# Goal of the exercise
Beneath this task is a listing; retype all of it exactly.

━━ Exercise inputs ━━

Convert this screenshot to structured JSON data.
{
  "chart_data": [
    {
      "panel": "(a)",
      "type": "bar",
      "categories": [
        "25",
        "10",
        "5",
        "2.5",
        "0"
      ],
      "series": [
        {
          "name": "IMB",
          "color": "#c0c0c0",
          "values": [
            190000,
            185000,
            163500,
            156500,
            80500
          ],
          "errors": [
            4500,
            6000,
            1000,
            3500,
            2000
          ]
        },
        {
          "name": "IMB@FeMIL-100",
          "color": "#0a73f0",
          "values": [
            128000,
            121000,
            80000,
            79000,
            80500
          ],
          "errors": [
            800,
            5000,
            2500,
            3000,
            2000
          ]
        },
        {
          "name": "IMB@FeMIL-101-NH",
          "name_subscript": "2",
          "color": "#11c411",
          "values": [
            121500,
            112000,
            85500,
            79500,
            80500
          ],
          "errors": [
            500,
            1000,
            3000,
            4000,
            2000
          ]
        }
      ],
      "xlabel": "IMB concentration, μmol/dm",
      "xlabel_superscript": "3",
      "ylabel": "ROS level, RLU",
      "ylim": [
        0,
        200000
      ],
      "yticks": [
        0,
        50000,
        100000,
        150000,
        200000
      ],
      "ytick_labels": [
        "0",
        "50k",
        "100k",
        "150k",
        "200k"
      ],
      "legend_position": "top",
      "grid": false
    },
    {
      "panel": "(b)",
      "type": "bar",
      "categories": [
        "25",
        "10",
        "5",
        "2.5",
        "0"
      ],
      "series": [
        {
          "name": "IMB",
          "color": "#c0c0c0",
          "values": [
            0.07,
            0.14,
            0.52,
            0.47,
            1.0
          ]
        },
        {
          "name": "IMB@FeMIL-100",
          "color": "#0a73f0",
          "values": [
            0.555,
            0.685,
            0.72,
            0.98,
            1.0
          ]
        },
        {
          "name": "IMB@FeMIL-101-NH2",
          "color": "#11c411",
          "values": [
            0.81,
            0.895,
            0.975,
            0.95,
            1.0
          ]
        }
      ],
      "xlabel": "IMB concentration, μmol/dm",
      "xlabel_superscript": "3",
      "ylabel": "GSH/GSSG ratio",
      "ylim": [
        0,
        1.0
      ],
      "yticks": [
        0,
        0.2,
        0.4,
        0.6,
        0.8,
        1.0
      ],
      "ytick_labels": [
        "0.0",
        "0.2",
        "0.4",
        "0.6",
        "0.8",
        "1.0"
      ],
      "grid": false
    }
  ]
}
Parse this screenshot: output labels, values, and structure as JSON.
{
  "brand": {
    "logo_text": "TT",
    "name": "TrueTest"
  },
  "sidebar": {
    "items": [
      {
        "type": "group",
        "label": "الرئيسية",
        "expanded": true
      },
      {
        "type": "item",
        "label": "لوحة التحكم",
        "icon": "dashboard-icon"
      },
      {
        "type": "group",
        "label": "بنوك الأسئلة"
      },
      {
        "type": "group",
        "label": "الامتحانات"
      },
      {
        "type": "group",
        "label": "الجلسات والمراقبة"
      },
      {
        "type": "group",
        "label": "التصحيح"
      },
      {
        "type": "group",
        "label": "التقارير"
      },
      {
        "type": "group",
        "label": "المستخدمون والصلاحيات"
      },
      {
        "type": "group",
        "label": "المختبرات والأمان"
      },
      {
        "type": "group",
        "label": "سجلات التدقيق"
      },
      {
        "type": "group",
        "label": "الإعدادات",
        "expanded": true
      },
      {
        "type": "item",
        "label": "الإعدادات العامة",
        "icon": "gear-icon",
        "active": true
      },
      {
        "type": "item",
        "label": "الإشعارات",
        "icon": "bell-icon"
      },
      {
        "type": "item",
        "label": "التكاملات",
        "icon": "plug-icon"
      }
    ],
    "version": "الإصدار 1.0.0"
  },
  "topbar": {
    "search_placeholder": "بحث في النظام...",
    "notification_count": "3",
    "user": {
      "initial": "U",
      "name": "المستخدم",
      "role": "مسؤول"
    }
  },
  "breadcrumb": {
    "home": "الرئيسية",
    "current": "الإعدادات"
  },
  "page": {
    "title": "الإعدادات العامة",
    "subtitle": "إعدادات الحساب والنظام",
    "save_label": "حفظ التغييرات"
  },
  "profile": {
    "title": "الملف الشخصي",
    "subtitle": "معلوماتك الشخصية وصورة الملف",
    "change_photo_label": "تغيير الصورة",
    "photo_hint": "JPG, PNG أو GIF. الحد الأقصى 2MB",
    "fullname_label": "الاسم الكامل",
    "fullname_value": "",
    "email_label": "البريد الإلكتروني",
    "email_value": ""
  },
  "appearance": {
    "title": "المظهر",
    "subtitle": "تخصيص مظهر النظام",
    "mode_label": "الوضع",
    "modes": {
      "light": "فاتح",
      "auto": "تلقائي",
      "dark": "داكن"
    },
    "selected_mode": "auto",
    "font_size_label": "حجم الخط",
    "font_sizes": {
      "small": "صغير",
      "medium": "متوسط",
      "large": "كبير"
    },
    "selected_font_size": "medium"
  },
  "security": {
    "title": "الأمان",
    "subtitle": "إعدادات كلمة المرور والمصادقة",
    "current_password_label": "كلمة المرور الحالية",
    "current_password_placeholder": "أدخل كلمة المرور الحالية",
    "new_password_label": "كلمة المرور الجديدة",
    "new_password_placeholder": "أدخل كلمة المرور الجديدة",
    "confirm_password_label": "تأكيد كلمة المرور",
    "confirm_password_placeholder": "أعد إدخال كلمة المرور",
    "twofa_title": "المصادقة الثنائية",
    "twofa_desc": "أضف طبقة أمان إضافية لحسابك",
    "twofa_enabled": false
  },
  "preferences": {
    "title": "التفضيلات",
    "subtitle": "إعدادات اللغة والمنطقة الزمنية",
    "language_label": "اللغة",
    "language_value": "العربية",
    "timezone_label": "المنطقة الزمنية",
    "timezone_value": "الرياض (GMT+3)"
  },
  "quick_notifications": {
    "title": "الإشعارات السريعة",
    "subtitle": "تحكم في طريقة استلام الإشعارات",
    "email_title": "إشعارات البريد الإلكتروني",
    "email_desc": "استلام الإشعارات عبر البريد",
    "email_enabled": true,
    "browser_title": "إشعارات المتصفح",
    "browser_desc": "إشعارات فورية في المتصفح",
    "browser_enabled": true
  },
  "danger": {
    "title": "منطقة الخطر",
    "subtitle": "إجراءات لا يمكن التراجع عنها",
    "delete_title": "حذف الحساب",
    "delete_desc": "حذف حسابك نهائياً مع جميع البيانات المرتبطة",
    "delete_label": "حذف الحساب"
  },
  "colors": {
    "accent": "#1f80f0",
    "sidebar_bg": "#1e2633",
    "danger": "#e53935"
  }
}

━━━

# Exercise response
Convert this screenshot to structured JSON data.
{
  "chart_data": [
    {
      "panel": "(a)",
      "type": "bar",
      "categories": [
        "25",
        "10",
        "5",
        "2.5",
        "0"
      ],
      "series": [
        {
          "name": "IMB",
          "color": "#c0c0c0",
          "values": [
            190000,
            185000,
            163500,
            156500,
            80500
          ],
          "errors": [
            4500,
            6000,
            1000,
            3500,
            2000
          ]
        },
        {
          "name": "IMB@FeMIL-100",
          "color": "#0a73f0",
          "values": [
            128000,
            121000,
            80000,
            79000,
            80500
          ],
          "errors": [
            800,
            5000,
            2500,
            3000,
            2000
          ]
        },
        {
          "name": "IMB@FeMIL-101-NH",
          "name_subscript": "2",
          "color": "#11c411",
          "values": [
            121500,
            112000,
            85500,
            79500,
            80500
          ],
          "errors": [
            500,
            1000,
            3000,
            4000,
            2000
          ]
        }
      ],
      "xlabel": "IMB concentration, μmol/dm",
      "xlabel_superscript": "3",
      "ylabel": "ROS level, RLU",
      "ylim": [
        0,
        200000
      ],
      "yticks": [
        0,
        50000,
        100000,
        150000,
        200000
      ],
      "ytick_labels": [
        "0",
        "50k",
        "100k",
        "150k",
        "200k"
      ],
      "legend_position": "top",
      "grid": false
    },
    {
      "panel": "(b)",
      "type": "bar",
      "categories": [
        "25",
        "10",
        "5",
        "2.5",
        "0"
      ],
      "series": [
        {
          "name": "IMB",
          "color": "#c0c0c0",
          "values": [
            0.07,
            0.14,
            0.52,
            0.47,
            1.0
          ]
        },
        {
          "name": "IMB@FeMIL-100",
          "color": "#0a73f0",
          "values": [
            0.555,
            0.685,
            0.72,
            0.98,
            1.0
          ]
        },
        {
          "name": "IMB@FeMIL-101-NH2",
          "color": "#11c411",
          "values": [
            0.81,
            0.895,
            0.975,
            0.95,
            1.0
          ]
        }
      ],
      "xlabel": "IMB concentration, μmol/dm",
      "xlabel_superscript": "3",
      "ylabel": "GSH/GSSG ratio",
      "ylim": [
        0,
        1.0
      ],
      "yticks": [
        0,
        0.2,
        0.4,
        0.6,
        0.8,
        1.0
      ],
      "ytick_labels": [
        "0.0",
        "0.2",
        "0.4",
        "0.6",
        "0.8",
        "1.0"
      ],
      "grid": false
    }
  ]
}
Parse this screenshot: output labels, values, and structure as JSON.
{
  "brand": {
    "logo_text": "TT",
    "name": "TrueTest"
  },
  "sidebar": {
    "items": [
      {
        "type": "group",
        "label": "الرئيسية",
        "expanded": true
      },
      {
        "type": "item",
        "label": "لوحة التحكم",
        "icon": "dashboard-icon"
      },
      {
        "type": "group",
        "label": "بنوك الأسئلة"
      },
      {
        "type": "group",
        "label": "الامتحانات"
      },
      {
        "type": "group",
        "label": "الجلسات والمراقبة"
      },
      {
        "type": "group",
        "label": "التصحيح"
      },
      {
        "type": "group",
        "label": "التقارير"
      },
      {
        "type": "group",
        "label": "المستخدمون والصلاحيات"
      },
      {
        "type": "group",
        "label": "المختبرات والأمان"
      },
      {
        "type": "group",
        "label": "سجلات التدقيق"
      },
      {
        "type": "group",
        "label": "الإعدادات",
        "expanded": true
      },
      {
        "type": "item",
        "label": "الإعدادات العامة",
        "icon": "gear-icon",
        "active": true
      },
      {
        "type": "item",
        "label": "الإشعارات",
        "icon": "bell-icon"
      },
      {
        "type": "item",
        "label": "التكاملات",
        "icon": "plug-icon"
      }
    ],
    "version": "الإصدار 1.0.0"
  },
  "topbar": {
    "search_placeholder": "بحث في النظام...",
    "notification_count": "3",
    "user": {
      "initial": "U",
      "name": "المستخدم",
      "role": "مسؤول"
    }
  },
  "breadcrumb": {
    "home": "الرئيسية",
    "current": "الإعدادات"
  },
  "page": {
    "title": "الإعدادات العامة",
    "subtitle": "إعدادات الحساب والنظام",
    "save_label": "حفظ التغييرات"
  },
  "profile": {
    "title": "الملف الشخصي",
    "subtitle": "معلوماتك الشخصية وصورة الملف",
    "change_photo_label": "تغيير الصورة",
    "photo_hint": "JPG, PNG أو GIF. الحد الأقصى 2MB",
    "fullname_label": "الاسم الكامل",
    "fullname_value": "",
    "email_label": "البريد الإلكتروني",
    "email_value": ""
  },
  "appearance": {
    "title": "المظهر",
    "subtitle": "تخصيص مظهر النظام",
    "mode_label": "الوضع",
    "modes": {
      "light": "فاتح",
      "auto": "تلقائي",
      "dark": "داكن"
    },
    "selected_mode": "auto",
    "font_size_label": "حجم الخط",
    "font_sizes": {
      "small": "صغير",
      "medium": "متوسط",
      "large": "كبير"
    },
    "selected_font_size": "medium"
  },
  "security": {
    "title": "الأمان",
    "subtitle": "إعدادات كلمة المرور والمصادقة",
    "current_password_label": "كلمة المرور الحالية",
    "current_password_placeholder": "أدخل كلمة المرور الحالية",
    "new_password_label": "كلمة المرور الجديدة",
    "new_password_placeholder": "أدخل كلمة المرور الجديدة",
    "confirm_password_label": "تأكيد كلمة المرور",
    "confirm_password_placeholder": "أعد إدخال كلمة المرور",
    "twofa_title": "المصادقة الثنائية",
    "twofa_desc": "أضف طبقة أمان إضافية لحسابك",
    "twofa_enabled": false
  },
  "preferences": {
    "title": "التفضيلات",
    "subtitle": "إعدادات اللغة والمنطقة الزمنية",
    "language_label": "اللغة",
    "language_value": "العربية",
    "timezone_label": "المنطقة الزمنية",
    "timezone_value": "الرياض (GMT+3)"
  },
  "quick_notifications": {
    "title": "الإشعارات السريعة",
    "subtitle": "تحكم في طريقة استلام الإشعارات",
    "email_title": "إشعارات البريد الإلكتروني",
    "email_desc": "استلام الإشعارات عبر البريد",
    "email_enabled": true,
    "browser_title": "إشعارات المتصفح",
    "browser_desc": "إشعارات فورية في المتصفح",
    "browser_enabled": true
  },
  "danger": {
    "title": "منطقة الخطر",
    "subtitle": "إجراءات لا يمكن التراجع عنها",
    "delete_title": "حذف الحساب",
    "delete_desc": "حذف حسابك نهائياً مع جميع البيانات المرتبطة",
    "delete_label": "حذف الحساب"
  },
  "colors": {
    "accent": "#1f80f0",
    "sidebar_bg": "#1e2633",
    "danger": "#e53935"
  }
}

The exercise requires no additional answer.